■ TASK GOAL
Please copy all the lines that follow, word for word.

((

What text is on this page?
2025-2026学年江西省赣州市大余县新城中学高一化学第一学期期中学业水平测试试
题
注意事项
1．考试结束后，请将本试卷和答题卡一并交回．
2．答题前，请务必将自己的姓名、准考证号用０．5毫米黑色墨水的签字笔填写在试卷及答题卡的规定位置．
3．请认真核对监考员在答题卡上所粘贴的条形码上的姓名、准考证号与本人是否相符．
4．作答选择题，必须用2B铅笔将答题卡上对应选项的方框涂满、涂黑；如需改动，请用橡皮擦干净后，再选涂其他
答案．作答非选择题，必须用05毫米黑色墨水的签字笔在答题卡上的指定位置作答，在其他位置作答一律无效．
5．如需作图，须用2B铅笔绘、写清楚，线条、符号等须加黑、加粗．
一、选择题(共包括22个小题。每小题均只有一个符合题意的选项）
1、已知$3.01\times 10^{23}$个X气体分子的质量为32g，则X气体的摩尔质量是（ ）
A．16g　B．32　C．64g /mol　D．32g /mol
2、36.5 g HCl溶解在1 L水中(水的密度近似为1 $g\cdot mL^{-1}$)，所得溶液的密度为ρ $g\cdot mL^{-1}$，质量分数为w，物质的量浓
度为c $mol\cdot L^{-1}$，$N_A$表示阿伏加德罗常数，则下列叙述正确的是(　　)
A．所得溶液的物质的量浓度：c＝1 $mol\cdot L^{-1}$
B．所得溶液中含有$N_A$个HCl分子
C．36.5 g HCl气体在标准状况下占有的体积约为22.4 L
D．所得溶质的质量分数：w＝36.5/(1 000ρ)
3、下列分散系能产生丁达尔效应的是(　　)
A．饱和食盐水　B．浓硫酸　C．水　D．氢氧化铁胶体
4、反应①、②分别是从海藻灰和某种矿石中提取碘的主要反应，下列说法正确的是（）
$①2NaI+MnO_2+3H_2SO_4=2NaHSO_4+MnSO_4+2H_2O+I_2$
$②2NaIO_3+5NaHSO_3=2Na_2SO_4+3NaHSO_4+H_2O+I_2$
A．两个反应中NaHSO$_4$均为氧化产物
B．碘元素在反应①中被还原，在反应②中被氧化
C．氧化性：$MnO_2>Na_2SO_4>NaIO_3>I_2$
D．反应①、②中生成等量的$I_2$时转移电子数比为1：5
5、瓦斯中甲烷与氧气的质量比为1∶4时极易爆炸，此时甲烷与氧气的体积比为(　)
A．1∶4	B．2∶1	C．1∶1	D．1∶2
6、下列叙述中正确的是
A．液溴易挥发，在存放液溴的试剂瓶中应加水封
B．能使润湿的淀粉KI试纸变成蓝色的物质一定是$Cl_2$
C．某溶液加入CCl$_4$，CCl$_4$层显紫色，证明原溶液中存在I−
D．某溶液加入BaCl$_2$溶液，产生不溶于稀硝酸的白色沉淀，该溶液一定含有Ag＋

))

■ RESPONSE
What text is on this page?
2025-2026学年江西省赣州市大余县新城中学高一化学第一学期期中学业水平测试试
题
注意事项
1．考试结束后，请将本试卷和答题卡一并交回．
2．答题前，请务必将自己的姓名、准考证号用０．5毫米黑色墨水的签字笔填写在试卷及答题卡的规定位置．
3．请认真核对监考员在答题卡上所粘贴的条形码上的姓名、准考证号与本人是否相符．
4．作答选择题，必须用2B铅笔将答题卡上对应选项的方框涂满、涂黑；如需改动，请用橡皮擦干净后，再选涂其他
答案．作答非选择题，必须用05毫米黑色墨水的签字笔在答题卡上的指定位置作答，在其他位置作答一律无效．
5．如需作图，须用2B铅笔绘、写清楚，线条、符号等须加黑、加粗．
一、选择题(共包括22个小题。每小题均只有一个符合题意的选项）
1、已知$3.01\times 10^{23}$个X气体分子的质量为32g，则X气体的摩尔质量是（ ）
A．16g　B．32　C．64g /mol　D．32g /mol
2、36.5 g HCl溶解在1 L水中(水的密度近似为1 $g\cdot mL^{-1}$)，所得溶液的密度为ρ $g\cdot mL^{-1}$，质量分数为w，物质的量浓
度为c $mol\cdot L^{-1}$，$N_A$表示阿伏加德罗常数，则下列叙述正确的是(　　)
A．所得溶液的物质的量浓度：c＝1 $mol\cdot L^{-1}$
B．所得溶液中含有$N_A$个HCl分子
C．36.5 g HCl气体在标准状况下占有的体积约为22.4 L
D．所得溶质的质量分数：w＝36.5/(1 000ρ)
3、下列分散系能产生丁达尔效应的是(　　)
A．饱和食盐水　B．浓硫酸　C．水　D．氢氧化铁胶体
4、反应①、②分别是从海藻灰和某种矿石中提取碘的主要反应，下列说法正确的是（）
$①2NaI+MnO_2+3H_2SO_4=2NaHSO_4+MnSO_4+2H_2O+I_2$
$②2NaIO_3+5NaHSO_3=2Na_2SO_4+3NaHSO_4+H_2O+I_2$
A．两个反应中NaHSO$_4$均为氧化产物
B．碘元素在反应①中被还原，在反应②中被氧化
C．氧化性：$MnO_2>Na_2SO_4>NaIO_3>I_2$
D．反应①、②中生成等量的$I_2$时转移电子数比为1：5
5、瓦斯中甲烷与氧气的质量比为1∶4时极易爆炸，此时甲烷与氧气的体积比为(　)
A．1∶4	B．2∶1	C．1∶1	D．1∶2
6、下列叙述中正确的是
A．液溴易挥发，在存放液溴的试剂瓶中应加水封
B．能使润湿的淀粉KI试纸变成蓝色的物质一定是$Cl_2$
C．某溶液加入CCl$_4$，CCl$_4$层显紫色，证明原溶液中存在I−
D．某溶液加入BaCl$_2$溶液，产生不溶于稀硝酸的白色沉淀，该溶液一定含有Ag＋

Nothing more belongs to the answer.